=== 布置任务 ===
请原样返回从条目开头到包含“paragraph-c-label: (c) bbox=[493, 1141, 515, 1161]”的那一行为止的各行，首尾两行都要包括在内。
════════
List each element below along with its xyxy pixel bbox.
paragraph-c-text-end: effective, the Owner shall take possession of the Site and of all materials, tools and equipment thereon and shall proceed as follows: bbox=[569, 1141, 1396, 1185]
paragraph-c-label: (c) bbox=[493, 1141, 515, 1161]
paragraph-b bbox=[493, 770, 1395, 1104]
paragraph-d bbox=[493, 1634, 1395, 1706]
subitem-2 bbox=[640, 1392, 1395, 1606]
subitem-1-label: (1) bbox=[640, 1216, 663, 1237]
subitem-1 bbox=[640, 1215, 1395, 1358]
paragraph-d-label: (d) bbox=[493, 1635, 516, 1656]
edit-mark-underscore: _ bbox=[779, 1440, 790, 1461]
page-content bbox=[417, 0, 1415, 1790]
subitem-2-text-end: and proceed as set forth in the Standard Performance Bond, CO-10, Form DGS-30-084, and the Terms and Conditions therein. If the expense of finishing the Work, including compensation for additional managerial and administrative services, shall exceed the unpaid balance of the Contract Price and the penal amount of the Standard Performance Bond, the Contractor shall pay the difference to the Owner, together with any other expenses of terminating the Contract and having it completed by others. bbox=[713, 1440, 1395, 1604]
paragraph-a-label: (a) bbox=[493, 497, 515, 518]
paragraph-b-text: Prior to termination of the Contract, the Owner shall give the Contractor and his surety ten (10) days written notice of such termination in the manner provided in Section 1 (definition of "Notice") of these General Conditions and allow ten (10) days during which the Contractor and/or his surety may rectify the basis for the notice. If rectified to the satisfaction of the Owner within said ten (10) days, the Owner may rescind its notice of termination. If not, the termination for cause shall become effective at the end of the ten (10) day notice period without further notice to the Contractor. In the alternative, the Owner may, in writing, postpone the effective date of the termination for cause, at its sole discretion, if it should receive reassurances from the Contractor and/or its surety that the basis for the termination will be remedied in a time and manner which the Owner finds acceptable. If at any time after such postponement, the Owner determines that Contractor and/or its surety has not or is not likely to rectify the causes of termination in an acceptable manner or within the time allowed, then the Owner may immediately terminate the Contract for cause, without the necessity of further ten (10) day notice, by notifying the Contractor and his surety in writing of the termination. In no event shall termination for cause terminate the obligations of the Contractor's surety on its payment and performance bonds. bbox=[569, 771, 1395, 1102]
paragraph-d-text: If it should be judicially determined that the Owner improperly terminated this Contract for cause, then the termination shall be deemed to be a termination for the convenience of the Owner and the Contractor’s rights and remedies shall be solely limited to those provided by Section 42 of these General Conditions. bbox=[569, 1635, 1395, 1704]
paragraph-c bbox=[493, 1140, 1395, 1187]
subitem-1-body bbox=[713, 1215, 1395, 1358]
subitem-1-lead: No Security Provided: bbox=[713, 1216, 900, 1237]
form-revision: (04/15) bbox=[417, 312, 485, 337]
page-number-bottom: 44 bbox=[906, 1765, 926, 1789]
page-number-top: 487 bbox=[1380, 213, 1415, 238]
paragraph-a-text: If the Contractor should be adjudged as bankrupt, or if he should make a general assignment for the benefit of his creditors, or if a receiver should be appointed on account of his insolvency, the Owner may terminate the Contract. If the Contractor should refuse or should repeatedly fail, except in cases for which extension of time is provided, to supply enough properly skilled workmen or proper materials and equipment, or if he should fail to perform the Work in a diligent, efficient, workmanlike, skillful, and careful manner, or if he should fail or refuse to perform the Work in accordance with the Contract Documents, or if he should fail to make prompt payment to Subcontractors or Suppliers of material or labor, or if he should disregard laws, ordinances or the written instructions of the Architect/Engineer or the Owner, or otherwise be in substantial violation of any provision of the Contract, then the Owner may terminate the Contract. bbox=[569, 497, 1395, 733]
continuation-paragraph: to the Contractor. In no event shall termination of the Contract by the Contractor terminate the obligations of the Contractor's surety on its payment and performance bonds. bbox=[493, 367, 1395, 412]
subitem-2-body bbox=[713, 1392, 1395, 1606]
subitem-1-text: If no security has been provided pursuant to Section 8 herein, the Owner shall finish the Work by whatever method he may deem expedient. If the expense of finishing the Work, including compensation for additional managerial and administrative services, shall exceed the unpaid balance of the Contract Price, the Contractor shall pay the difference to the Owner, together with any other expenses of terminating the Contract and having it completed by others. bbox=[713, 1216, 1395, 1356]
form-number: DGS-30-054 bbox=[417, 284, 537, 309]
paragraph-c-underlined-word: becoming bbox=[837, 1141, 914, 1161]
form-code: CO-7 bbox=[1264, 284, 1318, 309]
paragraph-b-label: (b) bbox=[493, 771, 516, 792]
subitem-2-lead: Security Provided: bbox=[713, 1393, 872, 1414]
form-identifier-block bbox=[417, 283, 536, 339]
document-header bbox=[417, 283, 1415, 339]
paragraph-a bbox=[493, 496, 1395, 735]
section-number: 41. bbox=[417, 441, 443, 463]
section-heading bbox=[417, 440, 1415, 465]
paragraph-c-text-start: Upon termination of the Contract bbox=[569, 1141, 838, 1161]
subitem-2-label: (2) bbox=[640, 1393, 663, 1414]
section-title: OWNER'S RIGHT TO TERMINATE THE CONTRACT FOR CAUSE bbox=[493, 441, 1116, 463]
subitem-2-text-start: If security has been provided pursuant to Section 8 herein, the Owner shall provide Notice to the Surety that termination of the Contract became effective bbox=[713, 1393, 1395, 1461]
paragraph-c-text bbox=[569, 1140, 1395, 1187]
════════
=== 题目解答 ===
List each element below along with its xyxy pixel bbox.
paragraph-c-text-end: effective, the Owner shall take possession of the Site and of all materials, tools and equipment thereon and shall proceed as follows: bbox=[569, 1141, 1396, 1185]
paragraph-c-label: (c) bbox=[493, 1141, 515, 1161]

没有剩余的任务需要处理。